## [What you have to do]
Your task is to give the data again, exactly, with every line intact.

## [Provided material]
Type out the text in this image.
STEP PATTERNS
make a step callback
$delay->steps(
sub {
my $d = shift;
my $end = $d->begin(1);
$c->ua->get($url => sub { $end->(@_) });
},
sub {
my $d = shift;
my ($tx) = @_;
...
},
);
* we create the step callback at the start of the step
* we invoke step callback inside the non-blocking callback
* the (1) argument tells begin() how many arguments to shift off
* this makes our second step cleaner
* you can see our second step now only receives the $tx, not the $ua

## [Answer to this exercise]
Type out the text in this image.
STEP PATTERNS
make a step callback
$delay->steps(
sub {
my $d = shift;
my $end = $d->begin(1);
$c->ua->get($url => sub { $end->(@_) });
},
sub {
my $d = shift;
my ($tx) = @_;
...
},
);
* we create the step callback at the start of the step
* we invoke step callback inside the non-blocking callback
* the (1) argument tells begin() how many arguments to shift off
* this makes our second step cleaner
* you can see our second step now only receives the $tx, not the $ua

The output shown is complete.